━━ Given data ━━

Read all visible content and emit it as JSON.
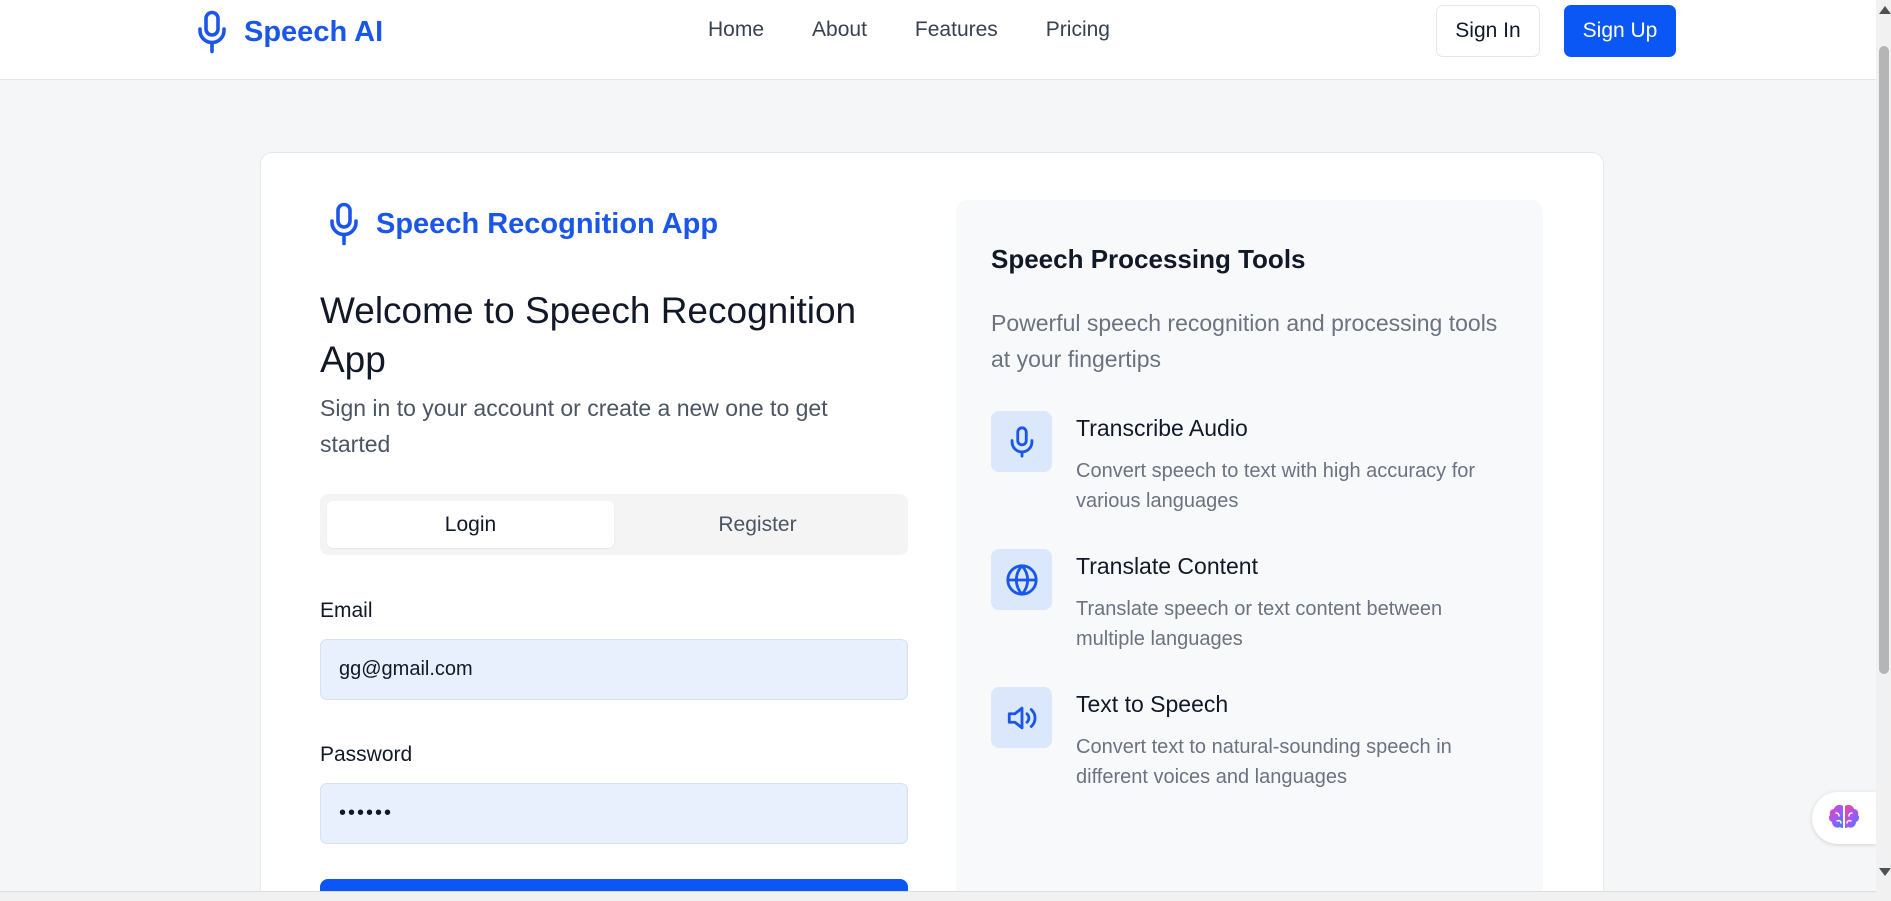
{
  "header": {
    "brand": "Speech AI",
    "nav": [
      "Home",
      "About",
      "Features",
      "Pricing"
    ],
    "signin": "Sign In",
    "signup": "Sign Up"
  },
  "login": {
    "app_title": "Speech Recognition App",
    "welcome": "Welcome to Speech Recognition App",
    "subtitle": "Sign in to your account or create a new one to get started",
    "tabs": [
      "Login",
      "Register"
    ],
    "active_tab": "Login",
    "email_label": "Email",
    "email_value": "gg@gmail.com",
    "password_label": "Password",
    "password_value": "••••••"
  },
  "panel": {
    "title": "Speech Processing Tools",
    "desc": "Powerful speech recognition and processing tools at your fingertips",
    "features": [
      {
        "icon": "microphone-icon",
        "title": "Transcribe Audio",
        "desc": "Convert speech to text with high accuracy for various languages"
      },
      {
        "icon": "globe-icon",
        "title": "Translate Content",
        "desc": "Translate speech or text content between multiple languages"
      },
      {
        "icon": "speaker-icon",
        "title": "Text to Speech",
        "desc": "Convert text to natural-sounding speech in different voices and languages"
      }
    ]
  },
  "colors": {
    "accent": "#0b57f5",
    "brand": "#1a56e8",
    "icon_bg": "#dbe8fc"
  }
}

━━━

Copy the listing over exactly, skipping the pictures it holds.

▶ _Complete answer_
Read all visible content and emit it as JSON.
{
  "header": {
    "brand": "Speech AI",
    "nav": [
      "Home",
      "About",
      "Features",
      "Pricing"
    ],
    "signin": "Sign In",
    "signup": "Sign Up"
  },
  "login": {
    "app_title": "Speech Recognition App",
    "welcome": "Welcome to Speech Recognition App",
    "subtitle": "Sign in to your account or create a new one to get started",
    "tabs": [
      "Login",
      "Register"
    ],
    "active_tab": "Login",
    "email_label": "Email",
    "email_value": "gg@gmail.com",
    "password_label": "Password",
    "password_value": "••••••"
  },
  "panel": {
    "title": "Speech Processing Tools",
    "desc": "Powerful speech recognition and processing tools at your fingertips",
    "features": [
      {
        "icon": "microphone-icon",
        "title": "Transcribe Audio",
        "desc": "Convert speech to text with high accuracy for various languages"
      },
      {
        "icon": "globe-icon",
        "title": "Translate Content",
        "desc": "Translate speech or text content between multiple languages"
      },
      {
        "icon": "speaker-icon",
        "title": "Text to Speech",
        "desc": "Convert text to natural-sounding speech in different voices and languages"
      }
    ]
  },
  "colors": {
    "accent": "#0b57f5",
    "brand": "#1a56e8",
    "icon_bg": "#dbe8fc"
  }
}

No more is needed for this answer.